- YOUR TASK -
Each line of the material below should be reproduced exactly.

- DATASET RECORDS -

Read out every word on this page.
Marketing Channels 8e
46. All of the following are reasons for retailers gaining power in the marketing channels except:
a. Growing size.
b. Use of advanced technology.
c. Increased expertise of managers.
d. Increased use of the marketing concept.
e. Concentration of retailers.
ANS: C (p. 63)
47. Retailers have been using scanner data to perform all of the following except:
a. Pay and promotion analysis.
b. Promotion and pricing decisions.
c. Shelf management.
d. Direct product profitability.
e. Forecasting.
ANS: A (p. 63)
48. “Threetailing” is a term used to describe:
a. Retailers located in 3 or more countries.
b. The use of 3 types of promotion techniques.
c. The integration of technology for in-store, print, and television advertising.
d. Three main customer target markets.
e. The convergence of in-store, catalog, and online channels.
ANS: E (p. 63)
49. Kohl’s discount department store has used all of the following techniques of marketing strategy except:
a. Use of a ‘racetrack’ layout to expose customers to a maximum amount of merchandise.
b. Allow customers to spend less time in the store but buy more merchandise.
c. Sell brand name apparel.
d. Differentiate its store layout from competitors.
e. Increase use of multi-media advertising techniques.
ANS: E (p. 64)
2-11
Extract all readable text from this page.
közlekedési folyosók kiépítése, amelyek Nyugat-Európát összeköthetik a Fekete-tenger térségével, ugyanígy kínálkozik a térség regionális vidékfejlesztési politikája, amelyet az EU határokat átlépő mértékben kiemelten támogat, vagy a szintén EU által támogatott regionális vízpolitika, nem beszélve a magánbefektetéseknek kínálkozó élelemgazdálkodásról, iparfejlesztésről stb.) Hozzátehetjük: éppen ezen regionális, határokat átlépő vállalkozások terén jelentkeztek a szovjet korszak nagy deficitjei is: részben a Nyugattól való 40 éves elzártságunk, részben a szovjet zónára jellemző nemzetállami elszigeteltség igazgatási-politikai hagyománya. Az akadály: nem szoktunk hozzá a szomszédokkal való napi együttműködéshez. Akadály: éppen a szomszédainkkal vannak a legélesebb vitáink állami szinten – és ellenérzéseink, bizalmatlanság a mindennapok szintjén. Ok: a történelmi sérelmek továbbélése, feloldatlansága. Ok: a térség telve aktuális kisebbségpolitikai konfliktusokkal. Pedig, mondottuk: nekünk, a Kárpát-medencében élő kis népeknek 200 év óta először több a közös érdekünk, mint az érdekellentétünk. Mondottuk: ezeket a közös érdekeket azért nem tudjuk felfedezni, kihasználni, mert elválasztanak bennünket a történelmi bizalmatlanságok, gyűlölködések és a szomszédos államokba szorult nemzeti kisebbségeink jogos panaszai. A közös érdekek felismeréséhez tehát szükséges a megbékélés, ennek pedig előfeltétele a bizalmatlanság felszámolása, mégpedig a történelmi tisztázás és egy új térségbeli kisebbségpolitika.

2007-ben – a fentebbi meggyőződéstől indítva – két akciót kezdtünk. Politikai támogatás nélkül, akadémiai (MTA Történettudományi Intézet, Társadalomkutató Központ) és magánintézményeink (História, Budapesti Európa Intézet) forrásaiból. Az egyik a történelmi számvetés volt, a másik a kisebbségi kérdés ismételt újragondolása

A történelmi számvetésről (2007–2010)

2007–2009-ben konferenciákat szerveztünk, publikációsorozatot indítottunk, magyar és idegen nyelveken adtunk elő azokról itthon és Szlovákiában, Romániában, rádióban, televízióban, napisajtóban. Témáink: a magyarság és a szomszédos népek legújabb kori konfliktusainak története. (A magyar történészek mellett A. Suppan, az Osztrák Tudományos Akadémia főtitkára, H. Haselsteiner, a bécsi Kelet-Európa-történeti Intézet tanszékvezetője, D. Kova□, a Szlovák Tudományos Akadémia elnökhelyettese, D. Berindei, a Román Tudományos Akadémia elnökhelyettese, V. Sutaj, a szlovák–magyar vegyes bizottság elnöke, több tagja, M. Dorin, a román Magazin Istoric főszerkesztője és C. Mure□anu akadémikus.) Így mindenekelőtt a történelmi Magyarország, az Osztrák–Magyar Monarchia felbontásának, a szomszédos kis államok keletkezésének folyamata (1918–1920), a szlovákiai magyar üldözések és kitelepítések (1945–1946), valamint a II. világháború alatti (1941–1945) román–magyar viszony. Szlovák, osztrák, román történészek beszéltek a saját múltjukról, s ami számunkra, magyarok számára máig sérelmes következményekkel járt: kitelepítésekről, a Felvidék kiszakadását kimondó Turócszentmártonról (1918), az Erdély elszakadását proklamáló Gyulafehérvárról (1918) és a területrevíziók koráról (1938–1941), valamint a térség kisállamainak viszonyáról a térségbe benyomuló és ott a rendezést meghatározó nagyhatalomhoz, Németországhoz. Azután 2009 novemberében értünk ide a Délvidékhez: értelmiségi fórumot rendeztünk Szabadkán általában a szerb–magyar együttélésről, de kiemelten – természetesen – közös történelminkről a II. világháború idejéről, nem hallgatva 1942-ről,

- WRITTEN RESPONSE -
Read out every word on this page.
Marketing Channels 8e
46. All of the following are reasons for retailers gaining power in the marketing channels except:
a. Growing size.
b. Use of advanced technology.
c. Increased expertise of managers.
d. Increased use of the marketing concept.
e. Concentration of retailers.
ANS: C (p. 63)
47. Retailers have been using scanner data to perform all of the following except:
a. Pay and promotion analysis.
b. Promotion and pricing decisions.
c. Shelf management.
d. Direct product profitability.
e. Forecasting.
ANS: A (p. 63)
48. “Threetailing” is a term used to describe:
a. Retailers located in 3 or more countries.
b. The use of 3 types of promotion techniques.
c. The integration of technology for in-store, print, and television advertising.
d. Three main customer target markets.
e. The convergence of in-store, catalog, and online channels.
ANS: E (p. 63)
49. Kohl’s discount department store has used all of the following techniques of marketing strategy except:
a. Use of a ‘racetrack’ layout to expose customers to a maximum amount of merchandise.
b. Allow customers to spend less time in the store but buy more merchandise.
c. Sell brand name apparel.
d. Differentiate its store layout from competitors.
e. Increase use of multi-media advertising techniques.
ANS: E (p. 64)
2-11
Extract all readable text from this page.
közlekedési folyosók kiépítése, amelyek Nyugat-Európát összeköthetik a Fekete-tenger térségével, ugyanígy kínálkozik a térség regionális vidékfejlesztési politikája, amelyet az EU határokat átlépő mértékben kiemelten támogat, vagy a szintén EU által támogatott regionális vízpolitika, nem beszélve a magánbefektetéseknek kínálkozó élelemgazdálkodásról, iparfejlesztésről stb.) Hozzátehetjük: éppen ezen regionális, határokat átlépő vállalkozások terén jelentkeztek a szovjet korszak nagy deficitjei is: részben a Nyugattól való 40 éves elzártságunk, részben a szovjet zónára jellemző nemzetállami elszigeteltség igazgatási-politikai hagyománya. Az akadály: nem szoktunk hozzá a szomszédokkal való napi együttműködéshez. Akadály: éppen a szomszédainkkal vannak a legélesebb vitáink állami szinten – és ellenérzéseink, bizalmatlanság a mindennapok szintjén. Ok: a történelmi sérelmek továbbélése, feloldatlansága. Ok: a térség telve aktuális kisebbségpolitikai konfliktusokkal. Pedig, mondottuk: nekünk, a Kárpát-medencében élő kis népeknek 200 év óta először több a közös érdekünk, mint az érdekellentétünk. Mondottuk: ezeket a közös érdekeket azért nem tudjuk felfedezni, kihasználni, mert elválasztanak bennünket a történelmi bizalmatlanságok, gyűlölködések és a szomszédos államokba szorult nemzeti kisebbségeink jogos panaszai. A közös érdekek felismeréséhez tehát szükséges a megbékélés, ennek pedig előfeltétele a bizalmatlanság felszámolása, mégpedig a történelmi tisztázás és egy új térségbeli kisebbségpolitika.

2007-ben – a fentebbi meggyőződéstől indítva – két akciót kezdtünk. Politikai támogatás nélkül, akadémiai (MTA Történettudományi Intézet, Társadalomkutató Központ) és magánintézményeink (História, Budapesti Európa Intézet) forrásaiból. Az egyik a történelmi számvetés volt, a másik a kisebbségi kérdés ismételt újragondolása

A történelmi számvetésről (2007–2010)

2007–2009-ben konferenciákat szerveztünk, publikációsorozatot indítottunk, magyar és idegen nyelveken adtunk elő azokról itthon és Szlovákiában, Romániában, rádióban, televízióban, napisajtóban. Témáink: a magyarság és a szomszédos népek legújabb kori konfliktusainak története. (A magyar történészek mellett A. Suppan, az Osztrák Tudományos Akadémia főtitkára, H. Haselsteiner, a bécsi Kelet-Európa-történeti Intézet tanszékvezetője, D. Kova□, a Szlovák Tudományos Akadémia elnökhelyettese, D. Berindei, a Román Tudományos Akadémia elnökhelyettese, V. Sutaj, a szlovák–magyar vegyes bizottság elnöke, több tagja, M. Dorin, a román Magazin Istoric főszerkesztője és C. Mure□anu akadémikus.) Így mindenekelőtt a történelmi Magyarország, az Osztrák–Magyar Monarchia felbontásának, a szomszédos kis államok keletkezésének folyamata (1918–1920), a szlovákiai magyar üldözések és kitelepítések (1945–1946), valamint a II. világháború alatti (1941–1945) román–magyar viszony. Szlovák, osztrák, román történészek beszéltek a saját múltjukról, s ami számunkra, magyarok számára máig sérelmes következményekkel járt: kitelepítésekről, a Felvidék kiszakadását kimondó Turócszentmártonról (1918), az Erdély elszakadását proklamáló Gyulafehérvárról (1918) és a területrevíziók koráról (1938–1941), valamint a térség kisállamainak viszonyáról a térségbe benyomuló és ott a rendezést meghatározó nagyhatalomhoz, Németországhoz. Azután 2009 novemberében értünk ide a Délvidékhez: értelmiségi fórumot rendeztünk Szabadkán általában a szerb–magyar együttélésről, de kiemelten – természetesen – közös történelminkről a II. világháború idejéről, nem hallgatva 1942-ről,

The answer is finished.